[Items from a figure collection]

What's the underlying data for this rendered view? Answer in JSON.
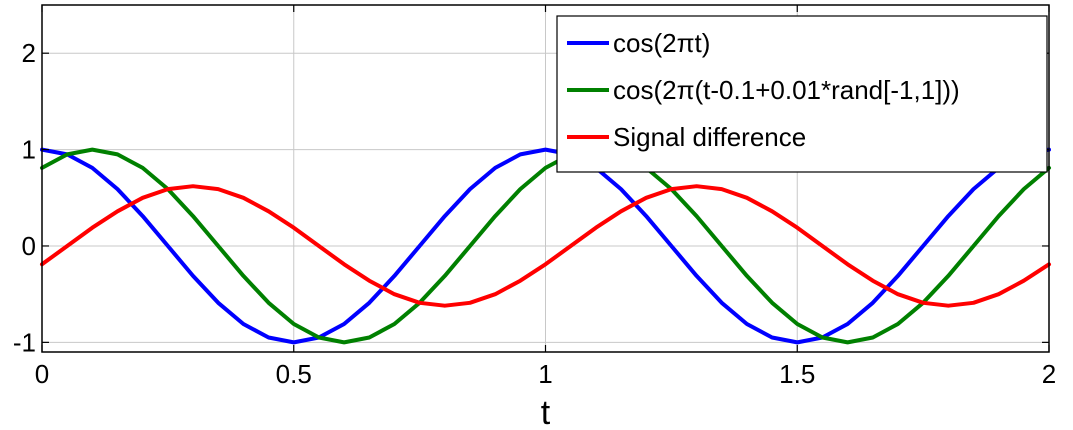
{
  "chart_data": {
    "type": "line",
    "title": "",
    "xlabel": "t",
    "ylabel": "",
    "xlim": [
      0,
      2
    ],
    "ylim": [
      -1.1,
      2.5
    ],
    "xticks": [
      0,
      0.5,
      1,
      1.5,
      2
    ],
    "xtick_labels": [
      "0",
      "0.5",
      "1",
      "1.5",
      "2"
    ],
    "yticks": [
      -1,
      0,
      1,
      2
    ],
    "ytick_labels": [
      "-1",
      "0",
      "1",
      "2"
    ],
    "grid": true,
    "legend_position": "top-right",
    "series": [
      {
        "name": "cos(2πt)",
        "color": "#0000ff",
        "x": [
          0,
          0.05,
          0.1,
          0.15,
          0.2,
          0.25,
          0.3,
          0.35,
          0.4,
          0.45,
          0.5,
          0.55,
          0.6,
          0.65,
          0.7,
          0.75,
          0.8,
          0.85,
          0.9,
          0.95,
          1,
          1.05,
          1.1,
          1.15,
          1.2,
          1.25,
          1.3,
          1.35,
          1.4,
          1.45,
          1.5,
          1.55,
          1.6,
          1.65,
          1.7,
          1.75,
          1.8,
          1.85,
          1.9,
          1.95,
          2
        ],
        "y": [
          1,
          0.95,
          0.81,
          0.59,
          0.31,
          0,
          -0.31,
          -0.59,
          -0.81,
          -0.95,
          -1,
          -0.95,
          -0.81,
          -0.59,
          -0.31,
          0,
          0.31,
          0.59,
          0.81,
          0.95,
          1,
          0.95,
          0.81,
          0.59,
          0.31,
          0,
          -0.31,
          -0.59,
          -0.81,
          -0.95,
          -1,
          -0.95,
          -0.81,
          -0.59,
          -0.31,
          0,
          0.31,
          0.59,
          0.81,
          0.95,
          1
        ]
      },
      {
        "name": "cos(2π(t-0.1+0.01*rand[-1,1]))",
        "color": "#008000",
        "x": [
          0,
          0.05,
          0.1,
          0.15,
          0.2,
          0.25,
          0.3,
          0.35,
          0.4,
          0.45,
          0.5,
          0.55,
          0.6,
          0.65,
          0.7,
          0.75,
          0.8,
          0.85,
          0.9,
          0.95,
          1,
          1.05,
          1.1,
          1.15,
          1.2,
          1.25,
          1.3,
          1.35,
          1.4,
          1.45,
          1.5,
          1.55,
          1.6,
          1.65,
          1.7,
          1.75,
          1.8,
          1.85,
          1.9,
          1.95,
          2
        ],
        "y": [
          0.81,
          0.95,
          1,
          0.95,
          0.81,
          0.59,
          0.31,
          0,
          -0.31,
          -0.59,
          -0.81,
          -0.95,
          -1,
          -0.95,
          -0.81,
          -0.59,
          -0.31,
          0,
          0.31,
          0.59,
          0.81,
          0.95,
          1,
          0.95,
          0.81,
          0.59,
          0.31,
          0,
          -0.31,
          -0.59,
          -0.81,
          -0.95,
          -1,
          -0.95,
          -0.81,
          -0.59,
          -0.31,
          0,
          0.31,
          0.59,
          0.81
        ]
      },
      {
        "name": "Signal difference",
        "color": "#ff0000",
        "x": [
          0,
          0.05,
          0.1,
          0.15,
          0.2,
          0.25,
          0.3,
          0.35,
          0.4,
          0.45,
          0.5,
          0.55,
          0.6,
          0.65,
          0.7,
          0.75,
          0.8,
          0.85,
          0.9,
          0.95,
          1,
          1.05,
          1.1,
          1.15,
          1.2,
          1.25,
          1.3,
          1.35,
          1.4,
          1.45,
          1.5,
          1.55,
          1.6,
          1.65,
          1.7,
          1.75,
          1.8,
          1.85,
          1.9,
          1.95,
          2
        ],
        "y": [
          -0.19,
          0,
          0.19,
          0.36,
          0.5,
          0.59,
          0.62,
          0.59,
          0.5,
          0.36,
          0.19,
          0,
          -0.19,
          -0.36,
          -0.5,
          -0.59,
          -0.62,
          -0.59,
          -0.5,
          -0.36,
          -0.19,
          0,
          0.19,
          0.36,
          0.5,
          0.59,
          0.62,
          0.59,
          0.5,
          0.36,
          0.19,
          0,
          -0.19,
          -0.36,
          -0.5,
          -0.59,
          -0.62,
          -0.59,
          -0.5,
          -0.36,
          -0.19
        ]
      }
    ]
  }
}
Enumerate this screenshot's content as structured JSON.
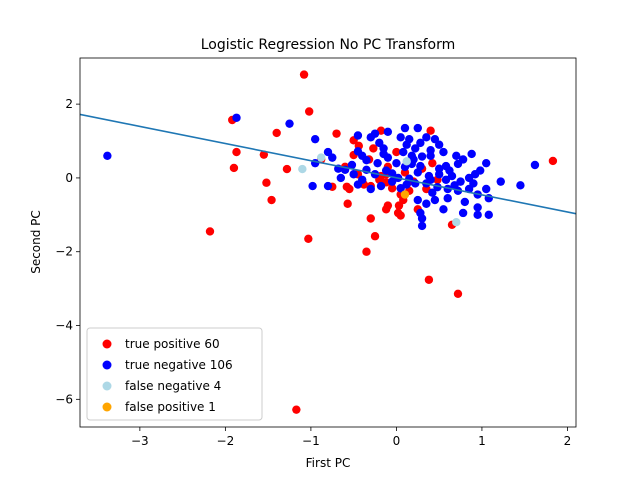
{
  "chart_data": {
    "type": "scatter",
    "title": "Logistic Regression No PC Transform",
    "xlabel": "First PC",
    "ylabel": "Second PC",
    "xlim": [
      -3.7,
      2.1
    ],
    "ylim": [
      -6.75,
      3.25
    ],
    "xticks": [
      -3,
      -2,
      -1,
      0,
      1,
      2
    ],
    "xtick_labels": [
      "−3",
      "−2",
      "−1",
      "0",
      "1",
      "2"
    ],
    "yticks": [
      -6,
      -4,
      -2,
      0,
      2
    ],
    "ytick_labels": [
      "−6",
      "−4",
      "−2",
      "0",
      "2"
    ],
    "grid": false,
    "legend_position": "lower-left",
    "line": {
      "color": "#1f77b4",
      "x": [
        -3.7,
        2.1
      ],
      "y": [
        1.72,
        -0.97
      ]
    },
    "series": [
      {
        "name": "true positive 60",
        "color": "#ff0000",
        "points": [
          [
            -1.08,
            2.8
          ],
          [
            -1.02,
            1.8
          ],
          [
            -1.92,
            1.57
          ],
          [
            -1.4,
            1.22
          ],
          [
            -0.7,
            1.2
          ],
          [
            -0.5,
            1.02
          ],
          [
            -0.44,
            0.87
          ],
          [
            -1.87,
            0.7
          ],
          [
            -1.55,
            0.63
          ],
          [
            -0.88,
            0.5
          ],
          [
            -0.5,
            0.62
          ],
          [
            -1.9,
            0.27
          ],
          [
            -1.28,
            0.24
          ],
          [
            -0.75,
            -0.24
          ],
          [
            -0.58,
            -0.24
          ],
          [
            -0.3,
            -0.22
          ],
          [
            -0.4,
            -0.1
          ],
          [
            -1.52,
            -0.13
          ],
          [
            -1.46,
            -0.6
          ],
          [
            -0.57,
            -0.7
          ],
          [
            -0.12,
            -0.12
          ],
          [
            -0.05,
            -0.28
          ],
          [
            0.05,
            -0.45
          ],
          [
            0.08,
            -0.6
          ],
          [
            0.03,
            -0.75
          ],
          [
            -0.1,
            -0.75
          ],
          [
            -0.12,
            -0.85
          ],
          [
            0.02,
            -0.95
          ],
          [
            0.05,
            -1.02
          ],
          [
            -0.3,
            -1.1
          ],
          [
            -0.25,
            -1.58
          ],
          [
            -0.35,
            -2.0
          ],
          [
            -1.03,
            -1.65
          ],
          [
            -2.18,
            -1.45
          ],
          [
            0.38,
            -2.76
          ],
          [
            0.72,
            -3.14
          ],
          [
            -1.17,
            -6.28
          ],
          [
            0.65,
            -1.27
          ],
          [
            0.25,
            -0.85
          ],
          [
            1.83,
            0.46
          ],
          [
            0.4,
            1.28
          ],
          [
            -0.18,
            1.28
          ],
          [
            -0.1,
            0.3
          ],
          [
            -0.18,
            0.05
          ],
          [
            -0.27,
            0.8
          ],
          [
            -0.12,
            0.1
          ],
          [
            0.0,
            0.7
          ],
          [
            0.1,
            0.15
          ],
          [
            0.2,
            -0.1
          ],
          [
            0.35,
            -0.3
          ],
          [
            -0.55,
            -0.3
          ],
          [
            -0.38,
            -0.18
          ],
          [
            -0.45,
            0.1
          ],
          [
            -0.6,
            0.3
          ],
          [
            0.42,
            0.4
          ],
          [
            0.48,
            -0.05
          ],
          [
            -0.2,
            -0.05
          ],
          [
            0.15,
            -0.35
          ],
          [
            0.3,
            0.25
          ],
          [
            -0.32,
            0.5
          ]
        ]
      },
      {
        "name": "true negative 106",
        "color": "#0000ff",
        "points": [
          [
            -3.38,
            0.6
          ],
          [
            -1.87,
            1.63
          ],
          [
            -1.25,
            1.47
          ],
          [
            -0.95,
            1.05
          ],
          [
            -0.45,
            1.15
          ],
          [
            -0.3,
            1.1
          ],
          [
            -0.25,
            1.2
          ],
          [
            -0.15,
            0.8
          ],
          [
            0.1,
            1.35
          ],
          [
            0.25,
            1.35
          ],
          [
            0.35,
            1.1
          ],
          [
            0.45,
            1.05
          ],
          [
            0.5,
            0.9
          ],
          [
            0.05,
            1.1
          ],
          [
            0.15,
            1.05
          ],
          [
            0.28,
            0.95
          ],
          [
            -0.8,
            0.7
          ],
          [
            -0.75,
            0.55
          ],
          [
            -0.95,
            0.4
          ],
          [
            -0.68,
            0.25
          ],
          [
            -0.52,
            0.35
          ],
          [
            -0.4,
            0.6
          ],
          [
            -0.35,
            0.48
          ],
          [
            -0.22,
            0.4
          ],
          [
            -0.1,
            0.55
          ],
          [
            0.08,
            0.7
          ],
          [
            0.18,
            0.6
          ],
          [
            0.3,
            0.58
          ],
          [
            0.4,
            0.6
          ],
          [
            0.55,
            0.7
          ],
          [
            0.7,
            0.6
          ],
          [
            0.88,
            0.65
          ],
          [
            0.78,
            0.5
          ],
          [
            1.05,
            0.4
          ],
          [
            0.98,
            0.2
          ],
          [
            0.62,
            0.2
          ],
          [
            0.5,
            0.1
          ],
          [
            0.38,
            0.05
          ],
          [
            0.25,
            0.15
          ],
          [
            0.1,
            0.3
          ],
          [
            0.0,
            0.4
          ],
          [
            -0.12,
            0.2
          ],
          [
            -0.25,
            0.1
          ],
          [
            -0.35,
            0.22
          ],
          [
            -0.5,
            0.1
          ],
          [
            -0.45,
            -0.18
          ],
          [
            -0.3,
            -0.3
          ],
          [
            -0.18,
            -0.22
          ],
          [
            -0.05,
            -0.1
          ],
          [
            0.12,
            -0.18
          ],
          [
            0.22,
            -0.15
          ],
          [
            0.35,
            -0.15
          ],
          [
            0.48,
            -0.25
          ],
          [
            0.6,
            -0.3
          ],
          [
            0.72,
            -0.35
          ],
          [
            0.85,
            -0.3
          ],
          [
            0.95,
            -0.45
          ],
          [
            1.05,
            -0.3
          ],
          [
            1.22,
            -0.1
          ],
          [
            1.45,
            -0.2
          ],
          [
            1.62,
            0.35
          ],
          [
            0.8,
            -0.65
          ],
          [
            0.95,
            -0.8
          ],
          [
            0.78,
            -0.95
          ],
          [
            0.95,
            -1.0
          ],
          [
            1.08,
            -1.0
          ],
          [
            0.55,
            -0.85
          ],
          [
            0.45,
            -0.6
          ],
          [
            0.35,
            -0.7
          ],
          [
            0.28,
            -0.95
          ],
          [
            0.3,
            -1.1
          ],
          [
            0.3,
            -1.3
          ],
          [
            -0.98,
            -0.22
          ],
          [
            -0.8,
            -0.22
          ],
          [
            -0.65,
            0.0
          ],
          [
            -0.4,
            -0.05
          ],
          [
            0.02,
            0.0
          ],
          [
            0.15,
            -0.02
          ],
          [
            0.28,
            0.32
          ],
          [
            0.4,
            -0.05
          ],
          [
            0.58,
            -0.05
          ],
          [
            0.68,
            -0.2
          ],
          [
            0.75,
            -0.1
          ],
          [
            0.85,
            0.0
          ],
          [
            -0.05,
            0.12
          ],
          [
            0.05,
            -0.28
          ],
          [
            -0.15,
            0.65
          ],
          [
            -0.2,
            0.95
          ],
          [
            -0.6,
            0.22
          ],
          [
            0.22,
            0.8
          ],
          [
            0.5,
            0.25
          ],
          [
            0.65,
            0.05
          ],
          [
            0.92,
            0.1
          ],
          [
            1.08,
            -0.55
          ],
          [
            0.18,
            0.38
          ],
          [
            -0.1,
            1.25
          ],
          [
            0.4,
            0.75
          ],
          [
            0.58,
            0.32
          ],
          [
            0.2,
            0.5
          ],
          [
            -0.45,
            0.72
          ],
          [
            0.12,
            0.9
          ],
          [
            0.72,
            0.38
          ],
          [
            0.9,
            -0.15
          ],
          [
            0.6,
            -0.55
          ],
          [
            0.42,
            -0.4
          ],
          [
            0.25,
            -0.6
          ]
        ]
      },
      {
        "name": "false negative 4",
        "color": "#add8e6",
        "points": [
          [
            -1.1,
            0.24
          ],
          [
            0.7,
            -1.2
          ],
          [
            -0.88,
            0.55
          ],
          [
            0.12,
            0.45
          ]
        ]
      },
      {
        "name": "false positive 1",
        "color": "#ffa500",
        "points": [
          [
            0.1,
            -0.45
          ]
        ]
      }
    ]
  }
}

■ **Short task**
Which lines in the records above contain the string "name"? Copy each one.

■ **Exercise solution**
        "name": "cos(2πt)",
        "name": "cos(2π(t-0.1+0.01*rand[-1,1]))",
        "name": "Signal difference",
        "name": "true positive 60",
        "name": "true negative 106",
        "name": "false negative 4",
        "name": "false positive 1",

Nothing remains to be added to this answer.